Show every line below where "text" can be found.

* [Source records]:
────

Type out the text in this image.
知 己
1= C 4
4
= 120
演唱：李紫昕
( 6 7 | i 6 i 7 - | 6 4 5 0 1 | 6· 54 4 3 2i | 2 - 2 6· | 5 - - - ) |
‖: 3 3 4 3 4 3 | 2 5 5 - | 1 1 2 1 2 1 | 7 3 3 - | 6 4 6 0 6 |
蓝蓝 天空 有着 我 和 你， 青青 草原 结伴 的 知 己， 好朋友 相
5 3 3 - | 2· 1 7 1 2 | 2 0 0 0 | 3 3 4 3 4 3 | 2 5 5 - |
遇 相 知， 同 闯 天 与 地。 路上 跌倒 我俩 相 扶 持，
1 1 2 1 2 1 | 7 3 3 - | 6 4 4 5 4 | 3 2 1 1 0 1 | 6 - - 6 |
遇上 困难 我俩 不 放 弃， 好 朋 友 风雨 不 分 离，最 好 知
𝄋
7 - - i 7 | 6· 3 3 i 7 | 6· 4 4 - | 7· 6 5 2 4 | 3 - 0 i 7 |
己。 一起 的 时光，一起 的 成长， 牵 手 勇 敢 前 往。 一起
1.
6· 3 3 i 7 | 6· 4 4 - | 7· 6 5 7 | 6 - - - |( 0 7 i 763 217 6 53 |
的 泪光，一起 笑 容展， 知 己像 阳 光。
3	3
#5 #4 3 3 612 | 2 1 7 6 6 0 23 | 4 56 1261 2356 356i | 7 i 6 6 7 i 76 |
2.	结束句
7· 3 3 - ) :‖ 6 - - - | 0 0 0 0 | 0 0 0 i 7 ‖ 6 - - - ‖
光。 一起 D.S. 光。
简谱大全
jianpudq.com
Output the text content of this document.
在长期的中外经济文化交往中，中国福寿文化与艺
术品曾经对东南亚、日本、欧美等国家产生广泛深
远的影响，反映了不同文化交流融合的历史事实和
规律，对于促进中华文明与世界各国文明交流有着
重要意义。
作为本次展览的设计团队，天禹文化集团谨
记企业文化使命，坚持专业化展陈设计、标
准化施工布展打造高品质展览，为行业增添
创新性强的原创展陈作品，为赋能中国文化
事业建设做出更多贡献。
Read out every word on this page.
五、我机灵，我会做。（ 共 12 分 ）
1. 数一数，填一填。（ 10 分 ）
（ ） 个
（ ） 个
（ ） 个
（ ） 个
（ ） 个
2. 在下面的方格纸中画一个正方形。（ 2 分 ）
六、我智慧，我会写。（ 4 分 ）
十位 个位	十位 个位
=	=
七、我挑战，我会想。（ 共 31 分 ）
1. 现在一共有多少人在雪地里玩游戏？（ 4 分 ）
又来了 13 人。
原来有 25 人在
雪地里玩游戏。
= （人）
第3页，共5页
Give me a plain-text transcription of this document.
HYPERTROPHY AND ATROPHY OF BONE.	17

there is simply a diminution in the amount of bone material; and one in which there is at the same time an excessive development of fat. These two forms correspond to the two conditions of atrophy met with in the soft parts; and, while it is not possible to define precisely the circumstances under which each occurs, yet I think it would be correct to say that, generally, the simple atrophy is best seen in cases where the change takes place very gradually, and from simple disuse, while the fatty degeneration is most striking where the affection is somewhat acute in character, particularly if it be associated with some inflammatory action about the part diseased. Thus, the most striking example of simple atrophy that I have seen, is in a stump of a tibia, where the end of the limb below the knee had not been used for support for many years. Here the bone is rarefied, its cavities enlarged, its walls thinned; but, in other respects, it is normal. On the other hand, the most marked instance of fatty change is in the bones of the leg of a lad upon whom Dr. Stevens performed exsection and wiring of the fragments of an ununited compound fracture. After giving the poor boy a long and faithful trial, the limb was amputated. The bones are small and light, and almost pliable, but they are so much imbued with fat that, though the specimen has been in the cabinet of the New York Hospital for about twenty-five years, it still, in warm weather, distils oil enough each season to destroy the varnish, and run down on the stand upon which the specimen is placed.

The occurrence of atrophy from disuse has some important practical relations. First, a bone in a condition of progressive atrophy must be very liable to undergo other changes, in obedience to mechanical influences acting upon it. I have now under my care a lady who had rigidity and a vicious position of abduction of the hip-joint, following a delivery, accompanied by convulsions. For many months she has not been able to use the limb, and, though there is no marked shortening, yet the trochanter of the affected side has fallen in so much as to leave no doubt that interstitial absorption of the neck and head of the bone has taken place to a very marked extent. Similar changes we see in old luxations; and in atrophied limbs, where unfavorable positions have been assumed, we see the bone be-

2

────

* [Answer to the exercise]:
Type out the text in this image.
Output the text content of this document.
Give me a plain-text transcription of this document.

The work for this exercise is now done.